Collection entries
/---

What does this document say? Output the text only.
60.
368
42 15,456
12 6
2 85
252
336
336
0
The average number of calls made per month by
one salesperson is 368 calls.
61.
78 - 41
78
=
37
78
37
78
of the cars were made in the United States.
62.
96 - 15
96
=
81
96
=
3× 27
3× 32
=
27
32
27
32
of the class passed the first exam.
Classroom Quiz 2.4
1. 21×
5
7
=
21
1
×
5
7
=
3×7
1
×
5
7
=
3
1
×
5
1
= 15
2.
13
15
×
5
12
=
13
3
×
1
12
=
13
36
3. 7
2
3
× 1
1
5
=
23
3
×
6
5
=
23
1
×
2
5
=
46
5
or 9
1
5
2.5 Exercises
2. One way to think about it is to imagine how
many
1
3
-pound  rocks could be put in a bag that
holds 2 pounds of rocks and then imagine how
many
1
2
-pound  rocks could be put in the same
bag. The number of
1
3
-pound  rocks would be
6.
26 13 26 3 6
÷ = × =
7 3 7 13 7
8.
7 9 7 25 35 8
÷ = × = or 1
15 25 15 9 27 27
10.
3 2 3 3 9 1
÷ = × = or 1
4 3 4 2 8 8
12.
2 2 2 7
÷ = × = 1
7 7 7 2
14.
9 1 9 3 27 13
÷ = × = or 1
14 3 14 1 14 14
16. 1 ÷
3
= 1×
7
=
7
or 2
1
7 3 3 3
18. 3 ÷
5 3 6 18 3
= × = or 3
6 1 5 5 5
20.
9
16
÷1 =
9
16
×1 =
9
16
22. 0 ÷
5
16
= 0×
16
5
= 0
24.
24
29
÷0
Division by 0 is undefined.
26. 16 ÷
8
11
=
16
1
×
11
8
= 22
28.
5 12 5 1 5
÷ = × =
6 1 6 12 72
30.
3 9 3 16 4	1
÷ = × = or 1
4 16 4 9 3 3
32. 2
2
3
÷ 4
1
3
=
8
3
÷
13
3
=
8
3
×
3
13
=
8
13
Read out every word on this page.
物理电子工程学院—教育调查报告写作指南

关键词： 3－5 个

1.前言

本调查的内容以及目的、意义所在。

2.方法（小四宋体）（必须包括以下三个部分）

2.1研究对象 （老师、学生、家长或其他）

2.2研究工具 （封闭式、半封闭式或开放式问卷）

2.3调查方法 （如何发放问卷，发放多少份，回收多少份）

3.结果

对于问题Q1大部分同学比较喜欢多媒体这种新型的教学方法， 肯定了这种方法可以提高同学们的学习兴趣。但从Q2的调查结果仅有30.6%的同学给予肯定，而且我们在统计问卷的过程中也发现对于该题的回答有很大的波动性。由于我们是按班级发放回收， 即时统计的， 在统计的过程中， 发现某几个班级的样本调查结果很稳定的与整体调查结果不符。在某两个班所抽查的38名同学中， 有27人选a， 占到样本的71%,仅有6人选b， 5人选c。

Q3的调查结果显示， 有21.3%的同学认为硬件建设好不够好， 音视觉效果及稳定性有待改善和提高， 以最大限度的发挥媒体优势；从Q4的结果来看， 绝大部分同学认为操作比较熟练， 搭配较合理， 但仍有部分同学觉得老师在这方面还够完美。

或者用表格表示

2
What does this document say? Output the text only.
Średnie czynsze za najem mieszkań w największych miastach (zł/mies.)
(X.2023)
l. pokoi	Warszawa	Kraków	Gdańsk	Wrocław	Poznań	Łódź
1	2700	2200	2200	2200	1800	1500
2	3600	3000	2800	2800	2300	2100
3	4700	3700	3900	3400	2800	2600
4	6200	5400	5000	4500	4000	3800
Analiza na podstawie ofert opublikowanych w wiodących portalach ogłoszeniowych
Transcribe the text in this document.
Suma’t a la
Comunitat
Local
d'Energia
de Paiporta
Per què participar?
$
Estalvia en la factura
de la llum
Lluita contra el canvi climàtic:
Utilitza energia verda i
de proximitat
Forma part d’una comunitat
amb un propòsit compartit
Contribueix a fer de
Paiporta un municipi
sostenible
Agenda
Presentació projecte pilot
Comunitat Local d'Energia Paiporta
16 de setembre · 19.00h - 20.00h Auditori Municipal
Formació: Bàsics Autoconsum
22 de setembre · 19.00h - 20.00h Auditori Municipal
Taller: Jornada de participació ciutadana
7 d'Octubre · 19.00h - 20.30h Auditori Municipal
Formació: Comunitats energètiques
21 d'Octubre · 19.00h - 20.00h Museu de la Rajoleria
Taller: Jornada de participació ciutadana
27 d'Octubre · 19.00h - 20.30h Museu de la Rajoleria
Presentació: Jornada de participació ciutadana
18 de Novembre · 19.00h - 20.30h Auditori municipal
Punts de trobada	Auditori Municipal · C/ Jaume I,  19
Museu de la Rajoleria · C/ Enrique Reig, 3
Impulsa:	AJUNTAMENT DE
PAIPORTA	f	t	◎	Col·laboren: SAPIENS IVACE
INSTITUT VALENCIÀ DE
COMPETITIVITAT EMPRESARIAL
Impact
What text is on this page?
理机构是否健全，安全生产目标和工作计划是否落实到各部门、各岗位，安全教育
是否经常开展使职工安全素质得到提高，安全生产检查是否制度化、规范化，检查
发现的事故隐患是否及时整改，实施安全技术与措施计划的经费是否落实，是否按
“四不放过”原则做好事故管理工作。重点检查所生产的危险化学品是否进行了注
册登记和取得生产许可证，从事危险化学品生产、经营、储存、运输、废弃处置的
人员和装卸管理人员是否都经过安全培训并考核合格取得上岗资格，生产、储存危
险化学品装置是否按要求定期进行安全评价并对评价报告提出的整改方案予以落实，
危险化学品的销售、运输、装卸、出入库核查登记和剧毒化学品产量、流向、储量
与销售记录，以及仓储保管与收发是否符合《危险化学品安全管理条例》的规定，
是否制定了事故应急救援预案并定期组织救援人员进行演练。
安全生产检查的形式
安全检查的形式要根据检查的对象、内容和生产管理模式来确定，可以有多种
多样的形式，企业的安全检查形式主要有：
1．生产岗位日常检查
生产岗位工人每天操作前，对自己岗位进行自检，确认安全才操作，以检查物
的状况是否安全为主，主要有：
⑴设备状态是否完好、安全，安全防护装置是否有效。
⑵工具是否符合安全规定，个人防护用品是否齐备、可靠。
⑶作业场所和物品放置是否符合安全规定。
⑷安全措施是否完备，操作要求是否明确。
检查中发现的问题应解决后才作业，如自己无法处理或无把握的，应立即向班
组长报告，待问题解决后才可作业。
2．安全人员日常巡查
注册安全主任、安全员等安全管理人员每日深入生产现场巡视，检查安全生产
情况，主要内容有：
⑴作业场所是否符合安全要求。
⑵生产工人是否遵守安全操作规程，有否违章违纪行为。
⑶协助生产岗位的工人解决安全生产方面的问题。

\---

Check every line in the material above for the string "setembre", then give only the number of lines that have it.

ANSWER TO THE TASK
2